= EXERCISE DESCRIPTION =
Look for the word "Rafael" in the entries below, then copy every line that has it.

________________________

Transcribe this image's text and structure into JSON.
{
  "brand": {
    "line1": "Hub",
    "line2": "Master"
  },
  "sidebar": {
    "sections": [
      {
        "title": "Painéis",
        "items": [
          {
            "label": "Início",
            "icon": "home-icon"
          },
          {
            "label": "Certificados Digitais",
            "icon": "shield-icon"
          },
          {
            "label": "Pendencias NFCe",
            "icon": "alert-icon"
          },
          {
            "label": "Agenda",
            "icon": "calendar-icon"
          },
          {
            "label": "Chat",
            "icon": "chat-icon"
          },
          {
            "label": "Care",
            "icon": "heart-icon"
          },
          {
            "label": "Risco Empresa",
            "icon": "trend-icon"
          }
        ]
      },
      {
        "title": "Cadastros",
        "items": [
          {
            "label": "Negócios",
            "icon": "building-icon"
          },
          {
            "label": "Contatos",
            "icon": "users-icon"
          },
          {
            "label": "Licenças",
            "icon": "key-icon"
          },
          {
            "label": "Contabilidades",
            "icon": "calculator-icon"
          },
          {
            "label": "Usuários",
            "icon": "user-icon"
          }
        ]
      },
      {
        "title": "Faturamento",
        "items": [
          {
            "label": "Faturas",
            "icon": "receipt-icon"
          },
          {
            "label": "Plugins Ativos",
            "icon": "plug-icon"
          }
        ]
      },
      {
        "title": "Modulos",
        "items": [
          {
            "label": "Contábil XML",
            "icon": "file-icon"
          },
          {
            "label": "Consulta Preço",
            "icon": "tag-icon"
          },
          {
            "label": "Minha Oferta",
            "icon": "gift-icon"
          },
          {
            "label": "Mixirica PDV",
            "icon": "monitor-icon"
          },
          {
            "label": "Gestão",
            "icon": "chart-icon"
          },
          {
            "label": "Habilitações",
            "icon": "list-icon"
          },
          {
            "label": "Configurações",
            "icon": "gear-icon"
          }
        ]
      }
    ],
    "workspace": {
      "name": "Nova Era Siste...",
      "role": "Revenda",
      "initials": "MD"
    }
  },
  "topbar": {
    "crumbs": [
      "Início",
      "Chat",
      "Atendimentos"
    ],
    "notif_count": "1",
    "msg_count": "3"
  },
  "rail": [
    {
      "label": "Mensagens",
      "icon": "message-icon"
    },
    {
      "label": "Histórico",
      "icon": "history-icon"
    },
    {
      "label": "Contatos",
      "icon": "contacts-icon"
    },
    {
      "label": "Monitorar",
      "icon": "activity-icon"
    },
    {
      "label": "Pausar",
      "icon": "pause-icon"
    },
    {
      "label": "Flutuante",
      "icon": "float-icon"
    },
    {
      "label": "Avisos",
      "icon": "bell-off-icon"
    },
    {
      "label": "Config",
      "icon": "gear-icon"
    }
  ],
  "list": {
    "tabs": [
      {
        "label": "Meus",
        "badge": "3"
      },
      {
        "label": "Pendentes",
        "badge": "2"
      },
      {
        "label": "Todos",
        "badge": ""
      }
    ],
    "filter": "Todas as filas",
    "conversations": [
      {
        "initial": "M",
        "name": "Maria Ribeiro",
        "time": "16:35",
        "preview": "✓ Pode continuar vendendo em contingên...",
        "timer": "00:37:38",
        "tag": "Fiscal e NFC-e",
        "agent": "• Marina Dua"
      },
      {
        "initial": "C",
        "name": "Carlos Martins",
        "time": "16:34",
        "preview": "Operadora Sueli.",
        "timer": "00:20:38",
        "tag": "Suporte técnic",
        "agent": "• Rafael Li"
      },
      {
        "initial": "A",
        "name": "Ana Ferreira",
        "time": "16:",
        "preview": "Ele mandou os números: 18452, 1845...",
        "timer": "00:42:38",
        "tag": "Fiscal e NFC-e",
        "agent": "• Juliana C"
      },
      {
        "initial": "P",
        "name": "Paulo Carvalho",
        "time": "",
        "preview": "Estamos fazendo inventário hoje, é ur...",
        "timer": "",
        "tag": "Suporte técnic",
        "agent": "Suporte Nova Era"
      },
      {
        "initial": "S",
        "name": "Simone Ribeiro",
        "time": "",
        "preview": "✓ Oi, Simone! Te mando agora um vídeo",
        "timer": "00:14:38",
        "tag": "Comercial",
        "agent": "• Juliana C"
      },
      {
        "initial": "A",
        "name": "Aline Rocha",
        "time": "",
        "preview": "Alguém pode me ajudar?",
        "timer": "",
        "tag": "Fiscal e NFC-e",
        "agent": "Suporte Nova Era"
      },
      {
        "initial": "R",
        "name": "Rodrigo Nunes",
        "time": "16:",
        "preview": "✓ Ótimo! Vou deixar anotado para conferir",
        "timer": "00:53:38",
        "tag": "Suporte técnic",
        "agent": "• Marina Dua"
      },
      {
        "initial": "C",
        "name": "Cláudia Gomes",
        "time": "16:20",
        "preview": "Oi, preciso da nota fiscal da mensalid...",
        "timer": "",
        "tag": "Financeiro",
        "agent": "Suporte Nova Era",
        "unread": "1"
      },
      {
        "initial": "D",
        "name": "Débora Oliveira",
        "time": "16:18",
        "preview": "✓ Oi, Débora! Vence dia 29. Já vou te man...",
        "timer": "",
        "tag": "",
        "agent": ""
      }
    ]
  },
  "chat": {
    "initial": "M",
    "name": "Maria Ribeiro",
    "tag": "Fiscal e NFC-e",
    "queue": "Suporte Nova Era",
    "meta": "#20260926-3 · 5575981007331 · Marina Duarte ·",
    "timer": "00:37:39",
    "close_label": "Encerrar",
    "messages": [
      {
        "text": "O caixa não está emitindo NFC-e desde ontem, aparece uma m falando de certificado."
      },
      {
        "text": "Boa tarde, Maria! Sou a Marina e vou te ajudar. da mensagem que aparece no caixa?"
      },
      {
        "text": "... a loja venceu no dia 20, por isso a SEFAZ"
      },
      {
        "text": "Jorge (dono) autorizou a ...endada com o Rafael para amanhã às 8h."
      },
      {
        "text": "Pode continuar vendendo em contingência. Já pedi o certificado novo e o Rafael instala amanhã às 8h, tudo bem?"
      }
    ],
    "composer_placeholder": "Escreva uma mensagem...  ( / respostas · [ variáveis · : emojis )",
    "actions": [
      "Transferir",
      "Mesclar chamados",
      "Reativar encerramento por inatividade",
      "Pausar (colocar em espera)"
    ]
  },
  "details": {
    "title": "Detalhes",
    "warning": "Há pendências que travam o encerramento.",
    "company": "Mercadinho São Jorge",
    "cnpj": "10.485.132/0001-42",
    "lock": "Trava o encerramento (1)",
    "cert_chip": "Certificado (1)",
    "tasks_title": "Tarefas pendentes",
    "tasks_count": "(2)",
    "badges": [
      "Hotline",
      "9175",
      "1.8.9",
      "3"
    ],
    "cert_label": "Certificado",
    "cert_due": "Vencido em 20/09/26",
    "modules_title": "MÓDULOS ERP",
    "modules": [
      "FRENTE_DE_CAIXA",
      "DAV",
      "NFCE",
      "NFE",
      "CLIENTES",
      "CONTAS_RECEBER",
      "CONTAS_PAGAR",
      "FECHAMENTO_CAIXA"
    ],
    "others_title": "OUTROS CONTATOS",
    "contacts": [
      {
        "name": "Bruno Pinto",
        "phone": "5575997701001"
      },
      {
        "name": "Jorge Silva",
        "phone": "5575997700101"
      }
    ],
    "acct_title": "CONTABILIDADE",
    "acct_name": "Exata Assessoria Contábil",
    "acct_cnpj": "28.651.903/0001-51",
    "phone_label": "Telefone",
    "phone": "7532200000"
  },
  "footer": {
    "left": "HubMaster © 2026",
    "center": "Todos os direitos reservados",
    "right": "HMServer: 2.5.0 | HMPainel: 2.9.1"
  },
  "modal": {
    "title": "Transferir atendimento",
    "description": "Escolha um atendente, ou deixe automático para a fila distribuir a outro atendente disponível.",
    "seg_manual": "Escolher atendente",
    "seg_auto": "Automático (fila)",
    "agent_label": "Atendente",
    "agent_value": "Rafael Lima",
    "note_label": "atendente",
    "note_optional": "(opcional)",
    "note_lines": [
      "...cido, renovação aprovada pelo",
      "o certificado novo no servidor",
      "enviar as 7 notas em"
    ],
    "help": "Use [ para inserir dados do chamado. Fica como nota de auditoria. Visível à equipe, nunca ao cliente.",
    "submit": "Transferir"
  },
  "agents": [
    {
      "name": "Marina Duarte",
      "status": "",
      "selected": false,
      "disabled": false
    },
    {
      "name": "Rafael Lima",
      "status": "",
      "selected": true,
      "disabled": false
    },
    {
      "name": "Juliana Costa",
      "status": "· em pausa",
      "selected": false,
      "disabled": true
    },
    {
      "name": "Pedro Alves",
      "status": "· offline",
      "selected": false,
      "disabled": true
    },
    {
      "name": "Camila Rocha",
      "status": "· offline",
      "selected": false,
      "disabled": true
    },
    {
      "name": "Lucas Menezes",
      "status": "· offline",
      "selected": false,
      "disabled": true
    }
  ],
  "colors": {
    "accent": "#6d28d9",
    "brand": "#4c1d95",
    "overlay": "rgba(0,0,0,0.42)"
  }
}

________________________

= RESULT =
        "agent": "• Rafael Li"
        "text": "Jorge (dono) autorizou a ...endada com o Rafael para amanhã às 8h."
        "text": "Pode continuar vendendo em contingência. Já pedi o certificado novo e o Rafael instala amanhã às 8h, tudo bem?"
    "agent_value": "Rafael Lima",
      "name": "Rafael Lima",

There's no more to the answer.